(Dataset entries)
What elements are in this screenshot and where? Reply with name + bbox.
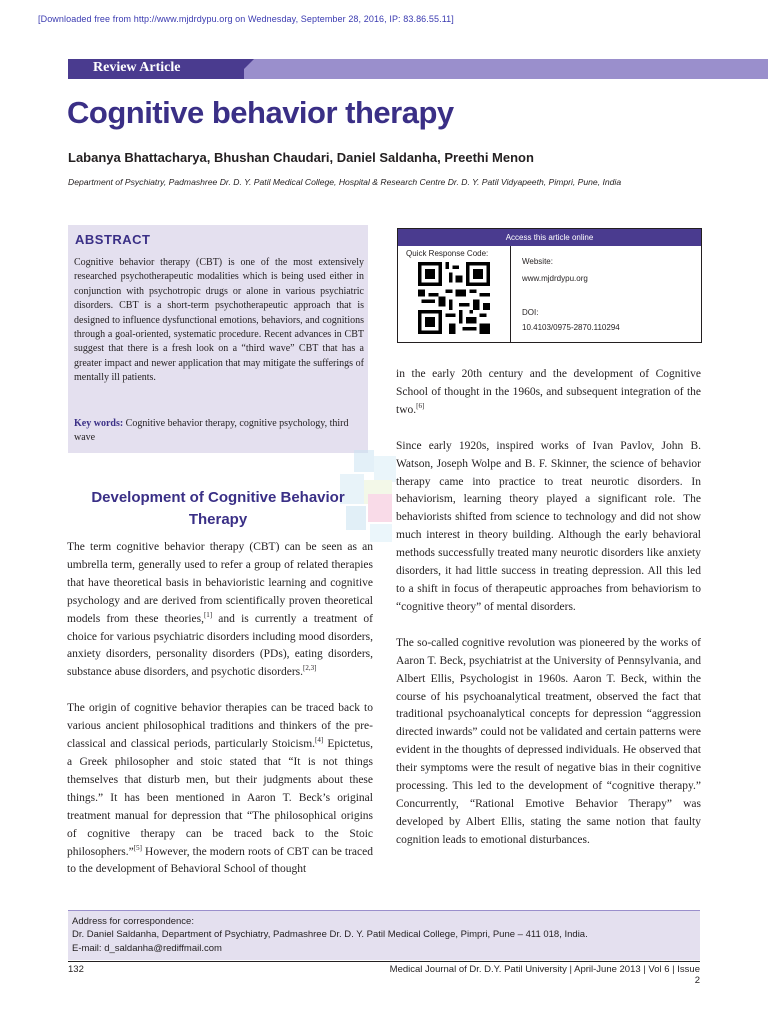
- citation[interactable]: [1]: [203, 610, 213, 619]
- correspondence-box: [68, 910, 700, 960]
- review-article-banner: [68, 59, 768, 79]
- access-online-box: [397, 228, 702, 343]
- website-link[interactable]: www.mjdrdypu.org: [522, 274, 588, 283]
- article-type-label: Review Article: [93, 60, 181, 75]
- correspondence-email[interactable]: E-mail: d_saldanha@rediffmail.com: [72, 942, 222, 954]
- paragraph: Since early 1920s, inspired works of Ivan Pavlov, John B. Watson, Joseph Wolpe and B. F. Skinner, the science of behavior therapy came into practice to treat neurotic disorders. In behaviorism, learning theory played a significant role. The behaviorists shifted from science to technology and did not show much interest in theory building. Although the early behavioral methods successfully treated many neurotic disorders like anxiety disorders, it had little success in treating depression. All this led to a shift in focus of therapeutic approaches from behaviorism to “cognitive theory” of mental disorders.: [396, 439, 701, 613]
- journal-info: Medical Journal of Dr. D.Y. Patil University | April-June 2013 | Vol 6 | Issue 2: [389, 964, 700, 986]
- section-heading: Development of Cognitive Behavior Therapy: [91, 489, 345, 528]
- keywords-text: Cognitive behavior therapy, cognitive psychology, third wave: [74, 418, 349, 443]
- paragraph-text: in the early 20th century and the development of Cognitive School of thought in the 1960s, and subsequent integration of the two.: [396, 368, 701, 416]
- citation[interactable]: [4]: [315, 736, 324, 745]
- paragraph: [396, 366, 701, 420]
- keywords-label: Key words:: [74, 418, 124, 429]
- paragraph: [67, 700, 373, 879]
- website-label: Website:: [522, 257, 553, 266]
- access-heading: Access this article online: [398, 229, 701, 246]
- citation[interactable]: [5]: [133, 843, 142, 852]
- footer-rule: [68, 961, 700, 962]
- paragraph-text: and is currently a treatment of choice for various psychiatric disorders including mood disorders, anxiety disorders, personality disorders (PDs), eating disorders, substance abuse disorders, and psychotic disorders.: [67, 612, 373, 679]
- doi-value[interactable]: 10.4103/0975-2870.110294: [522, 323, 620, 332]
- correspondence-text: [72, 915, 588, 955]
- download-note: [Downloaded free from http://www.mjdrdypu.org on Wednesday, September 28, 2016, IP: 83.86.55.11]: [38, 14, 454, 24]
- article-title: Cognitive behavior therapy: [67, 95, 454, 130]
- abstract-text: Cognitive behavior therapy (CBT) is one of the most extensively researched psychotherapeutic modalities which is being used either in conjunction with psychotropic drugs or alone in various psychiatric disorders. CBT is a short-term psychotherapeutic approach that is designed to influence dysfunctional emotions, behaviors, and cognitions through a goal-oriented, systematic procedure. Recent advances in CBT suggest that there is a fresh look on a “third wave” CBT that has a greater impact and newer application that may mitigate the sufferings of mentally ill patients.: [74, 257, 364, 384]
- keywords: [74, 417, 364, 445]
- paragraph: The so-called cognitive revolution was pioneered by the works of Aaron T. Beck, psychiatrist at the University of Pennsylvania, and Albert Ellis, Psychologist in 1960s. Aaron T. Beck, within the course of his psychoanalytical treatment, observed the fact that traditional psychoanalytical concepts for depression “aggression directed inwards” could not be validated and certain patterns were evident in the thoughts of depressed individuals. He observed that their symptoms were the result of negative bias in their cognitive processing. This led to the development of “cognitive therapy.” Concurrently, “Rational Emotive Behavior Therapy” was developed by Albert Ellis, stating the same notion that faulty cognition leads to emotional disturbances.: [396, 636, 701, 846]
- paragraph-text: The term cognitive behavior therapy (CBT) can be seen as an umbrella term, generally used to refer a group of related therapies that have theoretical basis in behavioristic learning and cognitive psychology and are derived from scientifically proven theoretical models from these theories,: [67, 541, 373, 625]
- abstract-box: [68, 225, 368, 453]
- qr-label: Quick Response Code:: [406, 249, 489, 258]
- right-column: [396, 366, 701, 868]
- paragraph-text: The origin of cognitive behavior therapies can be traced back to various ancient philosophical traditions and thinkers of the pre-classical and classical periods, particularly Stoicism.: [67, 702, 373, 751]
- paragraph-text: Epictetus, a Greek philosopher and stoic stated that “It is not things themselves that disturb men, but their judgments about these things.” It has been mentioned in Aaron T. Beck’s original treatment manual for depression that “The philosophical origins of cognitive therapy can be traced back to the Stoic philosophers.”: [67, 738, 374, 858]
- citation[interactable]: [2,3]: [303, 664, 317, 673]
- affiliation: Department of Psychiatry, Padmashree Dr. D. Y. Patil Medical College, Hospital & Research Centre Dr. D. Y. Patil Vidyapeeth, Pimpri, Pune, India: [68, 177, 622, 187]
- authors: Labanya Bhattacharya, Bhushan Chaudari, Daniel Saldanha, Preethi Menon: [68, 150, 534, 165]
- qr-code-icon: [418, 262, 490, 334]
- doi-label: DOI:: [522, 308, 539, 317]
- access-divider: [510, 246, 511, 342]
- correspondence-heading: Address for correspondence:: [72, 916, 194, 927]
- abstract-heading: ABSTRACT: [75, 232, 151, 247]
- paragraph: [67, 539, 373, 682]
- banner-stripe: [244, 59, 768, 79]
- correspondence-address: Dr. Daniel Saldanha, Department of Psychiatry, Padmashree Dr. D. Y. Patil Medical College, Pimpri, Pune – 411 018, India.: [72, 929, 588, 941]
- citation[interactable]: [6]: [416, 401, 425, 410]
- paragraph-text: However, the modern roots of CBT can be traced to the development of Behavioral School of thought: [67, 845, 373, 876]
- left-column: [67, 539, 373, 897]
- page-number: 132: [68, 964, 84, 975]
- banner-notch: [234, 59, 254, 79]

• **What you need to do**
Give the data again exactly as written, with no pictures included.

• **Solution for this task**
What elements are in this screenshot and where? Reply with name + bbox.
- citation[interactable]: [1]: [203, 610, 213, 619]
- correspondence-box: [68, 910, 700, 960]
- review-article-banner: [68, 59, 768, 79]
- access-online-box: [397, 228, 702, 343]
- website-link[interactable]: www.mjdrdypu.org: [522, 274, 588, 283]
- article-type-label: Review Article: [93, 60, 181, 75]
- correspondence-email[interactable]: E-mail: d_saldanha@rediffmail.com: [72, 942, 222, 954]
- paragraph: Since early 1920s, inspired works of Ivan Pavlov, John B. Watson, Joseph Wolpe and B. F. Skinner, the science of behavior therapy came into practice to treat neurotic disorders. In behaviorism, learning theory played a significant role. The behaviorists shifted from science to technology and did not show much interest in theory building. Although the early behavioral methods successfully treated many neurotic disorders like anxiety disorders, it had little success in treating depression. All this led to a shift in focus of therapeutic approaches from behaviorism to “cognitive theory” of mental disorders.: [396, 439, 701, 613]
- journal-info: Medical Journal of Dr. D.Y. Patil University | April-June 2013 | Vol 6 | Issue 2: [389, 964, 700, 986]
- section-heading: Development of Cognitive Behavior Therapy: [91, 489, 345, 528]
- keywords-text: Cognitive behavior therapy, cognitive psychology, third wave: [74, 418, 349, 443]
- paragraph-text: in the early 20th century and the development of Cognitive School of thought in the 1960s, and subsequent integration of the two.: [396, 368, 701, 416]
- citation[interactable]: [4]: [315, 736, 324, 745]
- paragraph: [396, 366, 701, 420]
- keywords-label: Key words:: [74, 418, 124, 429]
- paragraph: [67, 700, 373, 879]
- website-label: Website:: [522, 257, 553, 266]
- access-heading: Access this article online: [398, 229, 701, 246]
- citation[interactable]: [5]: [133, 843, 142, 852]
- footer-rule: [68, 961, 700, 962]
- paragraph-text: and is currently a treatment of choice for various psychiatric disorders including mood disorders, anxiety disorders, personality disorders (PDs), eating disorders, substance abuse disorders, and psychotic disorders.: [67, 612, 373, 679]
- doi-value[interactable]: 10.4103/0975-2870.110294: [522, 323, 620, 332]
- correspondence-text: [72, 915, 588, 955]
- download-note: [Downloaded free from http://www.mjdrdypu.org on Wednesday, September 28, 2016, IP: 83.86.55.11]: [38, 14, 454, 24]
- article-title: Cognitive behavior therapy: [67, 95, 454, 130]
- abstract-text: Cognitive behavior therapy (CBT) is one of the most extensively researched psychotherapeutic modalities which is being used either in conjunction with psychotropic drugs or alone in various psychiatric disorders. CBT is a short-term psychotherapeutic approach that is designed to influence dysfunctional emotions, behaviors, and cognitions through a goal-oriented, systematic procedure. Recent advances in CBT suggest that there is a fresh look on a “third wave” CBT that has a greater impact and newer application that may mitigate the sufferings of mentally ill patients.: [74, 257, 364, 384]
- keywords: [74, 417, 364, 445]
- paragraph: The so-called cognitive revolution was pioneered by the works of Aaron T. Beck, psychiatrist at the University of Pennsylvania, and Albert Ellis, Psychologist in 1960s. Aaron T. Beck, within the course of his psychoanalytical treatment, observed the fact that traditional psychoanalytical concepts for depression “aggression directed inwards” could not be validated and certain patterns were evident in the thoughts of depressed individuals. He observed that their symptoms were the result of negative bias in their cognitive processing. This led to the development of “cognitive therapy.” Concurrently, “Rational Emotive Behavior Therapy” was developed by Albert Ellis, stating the same notion that faulty cognition leads to emotional disturbances.: [396, 636, 701, 846]
- paragraph-text: The term cognitive behavior therapy (CBT) can be seen as an umbrella term, generally used to refer a group of related therapies that have theoretical basis in behavioristic learning and cognitive psychology and are derived from scientifically proven theoretical models from these theories,: [67, 541, 373, 625]
- abstract-box: [68, 225, 368, 453]
- qr-label: Quick Response Code:: [406, 249, 489, 258]
- right-column: [396, 366, 701, 868]
- paragraph-text: The origin of cognitive behavior therapies can be traced back to various ancient philosophical traditions and thinkers of the pre-classical and classical periods, particularly Stoicism.: [67, 702, 373, 751]
- paragraph-text: Epictetus, a Greek philosopher and stoic stated that “It is not things themselves that disturb men, but their judgments about these things.” It has been mentioned in Aaron T. Beck’s original treatment manual for depression that “The philosophical origins of cognitive therapy can be traced back to the Stoic philosophers.”: [67, 738, 374, 858]
- citation[interactable]: [2,3]: [303, 664, 317, 673]
- affiliation: Department of Psychiatry, Padmashree Dr. D. Y. Patil Medical College, Hospital & Research Centre Dr. D. Y. Patil Vidyapeeth, Pimpri, Pune, India: [68, 177, 622, 187]
- authors: Labanya Bhattacharya, Bhushan Chaudari, Daniel Saldanha, Preethi Menon: [68, 150, 534, 165]
- qr-code-icon: [418, 262, 490, 334]
- doi-label: DOI:: [522, 308, 539, 317]
- access-divider: [510, 246, 511, 342]
- correspondence-heading: Address for correspondence:: [72, 916, 194, 927]
- abstract-heading: ABSTRACT: [75, 232, 151, 247]
- paragraph: [67, 539, 373, 682]
- banner-stripe: [244, 59, 768, 79]
- correspondence-address: Dr. Daniel Saldanha, Department of Psychiatry, Padmashree Dr. D. Y. Patil Medical College, Pimpri, Pune – 411 018, India.: [72, 929, 588, 941]
- citation[interactable]: [6]: [416, 401, 425, 410]
- paragraph-text: However, the modern roots of CBT can be traced to the development of Behavioral School of thought: [67, 845, 373, 876]
- left-column: [67, 539, 373, 897]
- page-number: 132: [68, 964, 84, 975]
- banner-notch: [234, 59, 254, 79]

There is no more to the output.